• [EXERCISE INSTRUCTIONS] Below are some records; work out how many of their lines contain "name" and give the number only.

======== DATA EXCERPTS

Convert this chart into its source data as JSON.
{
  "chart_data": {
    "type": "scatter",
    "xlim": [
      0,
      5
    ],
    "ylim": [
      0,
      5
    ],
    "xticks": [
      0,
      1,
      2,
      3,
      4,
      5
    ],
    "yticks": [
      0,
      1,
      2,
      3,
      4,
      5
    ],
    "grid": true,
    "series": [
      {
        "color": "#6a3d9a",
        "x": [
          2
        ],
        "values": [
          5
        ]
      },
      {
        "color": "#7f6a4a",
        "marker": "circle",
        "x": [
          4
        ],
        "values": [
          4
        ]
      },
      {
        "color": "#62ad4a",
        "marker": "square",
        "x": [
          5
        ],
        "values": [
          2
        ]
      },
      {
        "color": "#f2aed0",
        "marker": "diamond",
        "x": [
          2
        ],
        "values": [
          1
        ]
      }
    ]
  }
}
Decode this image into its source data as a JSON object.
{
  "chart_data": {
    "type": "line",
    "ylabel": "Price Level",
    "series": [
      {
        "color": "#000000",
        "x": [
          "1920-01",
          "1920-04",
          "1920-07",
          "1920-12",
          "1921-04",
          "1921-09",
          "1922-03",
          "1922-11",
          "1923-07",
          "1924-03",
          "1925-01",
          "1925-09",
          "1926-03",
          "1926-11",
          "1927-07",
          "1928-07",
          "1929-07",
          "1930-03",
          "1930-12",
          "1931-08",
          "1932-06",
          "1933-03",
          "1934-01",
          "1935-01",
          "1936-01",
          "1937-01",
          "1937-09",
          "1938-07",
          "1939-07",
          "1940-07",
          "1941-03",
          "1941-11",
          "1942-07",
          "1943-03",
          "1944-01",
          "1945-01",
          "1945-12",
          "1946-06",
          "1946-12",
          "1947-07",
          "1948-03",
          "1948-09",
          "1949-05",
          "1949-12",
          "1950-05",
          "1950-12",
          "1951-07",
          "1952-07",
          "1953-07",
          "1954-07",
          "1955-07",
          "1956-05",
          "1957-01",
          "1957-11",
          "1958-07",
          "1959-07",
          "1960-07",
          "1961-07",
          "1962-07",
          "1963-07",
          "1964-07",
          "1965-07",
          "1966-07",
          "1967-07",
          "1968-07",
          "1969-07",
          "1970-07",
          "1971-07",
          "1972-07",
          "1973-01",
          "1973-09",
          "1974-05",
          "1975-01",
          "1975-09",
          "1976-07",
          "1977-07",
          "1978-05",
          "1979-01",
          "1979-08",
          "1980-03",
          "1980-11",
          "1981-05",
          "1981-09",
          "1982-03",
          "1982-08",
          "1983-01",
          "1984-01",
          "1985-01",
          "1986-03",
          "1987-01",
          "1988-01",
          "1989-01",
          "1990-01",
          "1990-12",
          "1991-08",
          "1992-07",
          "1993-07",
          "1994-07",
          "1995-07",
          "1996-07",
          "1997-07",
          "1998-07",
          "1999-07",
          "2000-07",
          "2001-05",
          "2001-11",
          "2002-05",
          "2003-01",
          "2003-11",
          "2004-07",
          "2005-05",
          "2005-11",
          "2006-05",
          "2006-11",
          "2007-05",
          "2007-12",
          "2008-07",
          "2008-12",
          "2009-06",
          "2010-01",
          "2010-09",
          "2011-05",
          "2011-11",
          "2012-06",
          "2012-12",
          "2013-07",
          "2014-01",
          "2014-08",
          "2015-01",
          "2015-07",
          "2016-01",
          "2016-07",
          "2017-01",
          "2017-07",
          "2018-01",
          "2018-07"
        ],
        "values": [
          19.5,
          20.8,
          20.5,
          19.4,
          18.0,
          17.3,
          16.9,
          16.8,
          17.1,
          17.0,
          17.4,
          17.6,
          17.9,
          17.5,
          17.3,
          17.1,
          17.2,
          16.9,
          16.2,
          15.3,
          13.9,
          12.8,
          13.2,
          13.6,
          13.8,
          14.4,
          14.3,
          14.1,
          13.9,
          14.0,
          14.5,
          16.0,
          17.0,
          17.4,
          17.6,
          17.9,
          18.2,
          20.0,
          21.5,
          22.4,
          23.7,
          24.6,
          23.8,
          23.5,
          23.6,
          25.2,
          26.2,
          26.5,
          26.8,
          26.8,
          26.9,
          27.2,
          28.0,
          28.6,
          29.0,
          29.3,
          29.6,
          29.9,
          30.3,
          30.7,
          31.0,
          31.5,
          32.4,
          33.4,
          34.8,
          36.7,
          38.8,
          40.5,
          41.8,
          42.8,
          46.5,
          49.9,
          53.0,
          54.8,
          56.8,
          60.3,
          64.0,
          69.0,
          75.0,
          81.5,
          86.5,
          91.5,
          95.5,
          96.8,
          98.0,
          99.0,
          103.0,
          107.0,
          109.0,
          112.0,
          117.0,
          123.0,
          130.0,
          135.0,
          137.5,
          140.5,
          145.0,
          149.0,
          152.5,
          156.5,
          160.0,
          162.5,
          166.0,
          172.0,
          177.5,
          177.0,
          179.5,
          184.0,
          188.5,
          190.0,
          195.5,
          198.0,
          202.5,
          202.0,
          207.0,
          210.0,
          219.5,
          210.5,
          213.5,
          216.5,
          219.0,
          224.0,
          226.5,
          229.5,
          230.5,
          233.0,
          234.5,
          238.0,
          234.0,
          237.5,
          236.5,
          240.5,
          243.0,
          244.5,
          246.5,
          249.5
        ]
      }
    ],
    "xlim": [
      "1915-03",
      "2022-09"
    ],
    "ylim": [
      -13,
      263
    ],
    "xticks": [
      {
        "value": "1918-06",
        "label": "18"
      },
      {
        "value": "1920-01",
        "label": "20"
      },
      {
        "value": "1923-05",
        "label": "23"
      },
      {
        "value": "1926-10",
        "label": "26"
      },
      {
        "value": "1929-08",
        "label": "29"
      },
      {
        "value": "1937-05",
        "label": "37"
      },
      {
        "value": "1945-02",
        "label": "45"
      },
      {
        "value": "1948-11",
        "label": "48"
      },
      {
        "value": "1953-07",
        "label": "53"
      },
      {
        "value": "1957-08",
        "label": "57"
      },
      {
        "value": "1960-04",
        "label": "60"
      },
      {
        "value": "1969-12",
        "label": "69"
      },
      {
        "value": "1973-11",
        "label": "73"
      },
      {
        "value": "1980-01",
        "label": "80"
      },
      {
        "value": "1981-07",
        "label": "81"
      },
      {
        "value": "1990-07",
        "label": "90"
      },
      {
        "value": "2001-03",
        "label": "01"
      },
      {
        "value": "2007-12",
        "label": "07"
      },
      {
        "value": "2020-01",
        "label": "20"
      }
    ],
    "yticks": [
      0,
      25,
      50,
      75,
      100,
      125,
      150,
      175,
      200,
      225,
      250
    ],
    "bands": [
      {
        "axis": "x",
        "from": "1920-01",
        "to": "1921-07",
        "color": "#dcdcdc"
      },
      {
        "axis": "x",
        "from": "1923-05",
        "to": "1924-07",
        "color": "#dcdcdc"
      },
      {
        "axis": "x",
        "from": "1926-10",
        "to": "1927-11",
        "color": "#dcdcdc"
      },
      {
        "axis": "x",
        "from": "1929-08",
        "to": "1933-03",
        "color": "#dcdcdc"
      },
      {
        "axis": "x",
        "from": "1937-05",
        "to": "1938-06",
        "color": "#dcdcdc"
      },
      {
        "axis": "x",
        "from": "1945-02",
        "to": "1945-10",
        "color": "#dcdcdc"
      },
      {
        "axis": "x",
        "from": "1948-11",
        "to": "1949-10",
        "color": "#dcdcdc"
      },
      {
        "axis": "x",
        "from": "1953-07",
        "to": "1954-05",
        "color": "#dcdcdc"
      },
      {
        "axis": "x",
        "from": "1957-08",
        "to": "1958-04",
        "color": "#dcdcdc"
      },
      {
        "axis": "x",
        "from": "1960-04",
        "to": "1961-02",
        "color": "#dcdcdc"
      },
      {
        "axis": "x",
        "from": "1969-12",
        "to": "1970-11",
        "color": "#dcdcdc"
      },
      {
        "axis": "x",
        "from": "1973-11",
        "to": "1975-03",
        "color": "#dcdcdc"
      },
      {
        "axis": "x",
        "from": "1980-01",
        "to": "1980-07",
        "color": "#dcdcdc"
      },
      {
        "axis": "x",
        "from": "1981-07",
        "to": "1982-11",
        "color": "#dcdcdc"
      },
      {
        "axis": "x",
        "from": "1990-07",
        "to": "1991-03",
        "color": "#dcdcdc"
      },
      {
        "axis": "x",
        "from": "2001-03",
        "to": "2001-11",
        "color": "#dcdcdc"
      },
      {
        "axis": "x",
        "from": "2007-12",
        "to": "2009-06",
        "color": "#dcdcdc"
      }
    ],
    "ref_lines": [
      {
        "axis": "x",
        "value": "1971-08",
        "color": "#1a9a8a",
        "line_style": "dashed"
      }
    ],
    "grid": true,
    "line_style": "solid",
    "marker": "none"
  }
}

================
======== DATA EXCERPTS

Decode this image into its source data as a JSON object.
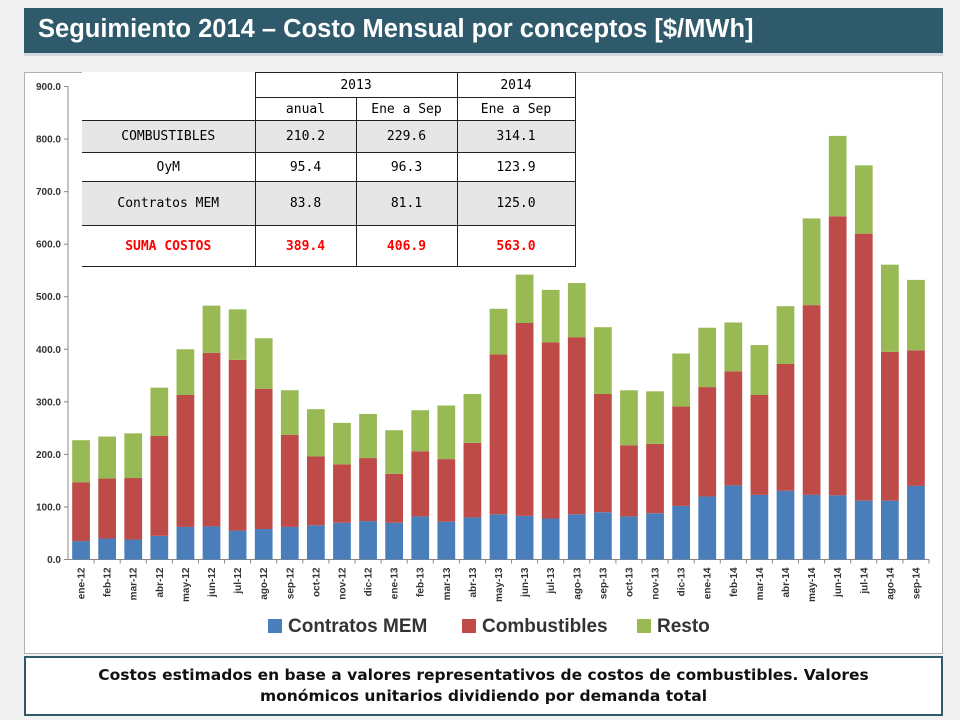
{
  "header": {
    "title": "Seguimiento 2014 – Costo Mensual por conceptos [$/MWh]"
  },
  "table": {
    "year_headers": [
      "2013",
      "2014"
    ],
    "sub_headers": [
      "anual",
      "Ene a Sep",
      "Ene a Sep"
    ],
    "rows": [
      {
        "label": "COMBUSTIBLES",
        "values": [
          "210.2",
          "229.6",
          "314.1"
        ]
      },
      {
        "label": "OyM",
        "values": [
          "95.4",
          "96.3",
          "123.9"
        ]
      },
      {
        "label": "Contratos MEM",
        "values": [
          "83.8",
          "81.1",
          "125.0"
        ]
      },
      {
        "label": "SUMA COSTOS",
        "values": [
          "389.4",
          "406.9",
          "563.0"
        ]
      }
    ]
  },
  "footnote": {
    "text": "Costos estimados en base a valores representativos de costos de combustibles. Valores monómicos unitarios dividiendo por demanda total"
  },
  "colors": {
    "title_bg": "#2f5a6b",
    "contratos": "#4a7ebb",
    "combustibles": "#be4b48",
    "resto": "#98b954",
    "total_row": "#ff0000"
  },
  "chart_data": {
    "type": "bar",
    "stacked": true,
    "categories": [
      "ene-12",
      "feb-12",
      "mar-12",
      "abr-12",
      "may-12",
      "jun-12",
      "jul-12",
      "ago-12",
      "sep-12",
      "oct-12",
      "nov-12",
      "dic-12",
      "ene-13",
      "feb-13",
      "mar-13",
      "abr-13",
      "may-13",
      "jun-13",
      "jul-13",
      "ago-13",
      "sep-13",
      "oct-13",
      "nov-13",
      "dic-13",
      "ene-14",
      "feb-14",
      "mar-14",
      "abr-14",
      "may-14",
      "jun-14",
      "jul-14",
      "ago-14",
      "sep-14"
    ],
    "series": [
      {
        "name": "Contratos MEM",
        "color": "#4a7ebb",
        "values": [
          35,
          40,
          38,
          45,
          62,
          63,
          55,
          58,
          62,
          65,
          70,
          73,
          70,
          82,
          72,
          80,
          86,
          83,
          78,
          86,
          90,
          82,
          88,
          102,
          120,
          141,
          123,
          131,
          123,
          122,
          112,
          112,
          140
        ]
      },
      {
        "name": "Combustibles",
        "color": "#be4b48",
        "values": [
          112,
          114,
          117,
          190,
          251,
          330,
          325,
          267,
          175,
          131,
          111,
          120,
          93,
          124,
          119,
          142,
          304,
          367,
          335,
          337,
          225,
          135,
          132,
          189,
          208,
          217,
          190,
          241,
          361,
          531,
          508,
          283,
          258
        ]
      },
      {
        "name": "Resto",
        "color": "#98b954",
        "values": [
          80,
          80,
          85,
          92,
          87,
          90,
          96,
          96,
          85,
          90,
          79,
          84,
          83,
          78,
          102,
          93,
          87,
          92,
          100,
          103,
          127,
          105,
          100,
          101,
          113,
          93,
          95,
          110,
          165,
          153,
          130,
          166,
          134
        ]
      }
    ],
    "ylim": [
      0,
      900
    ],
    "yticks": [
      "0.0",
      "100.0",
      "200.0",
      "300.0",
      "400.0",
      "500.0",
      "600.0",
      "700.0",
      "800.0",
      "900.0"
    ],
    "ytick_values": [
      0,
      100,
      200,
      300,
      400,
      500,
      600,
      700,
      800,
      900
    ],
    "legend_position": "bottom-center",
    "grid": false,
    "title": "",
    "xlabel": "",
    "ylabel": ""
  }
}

================

• [CORRECT RESPONSE] 3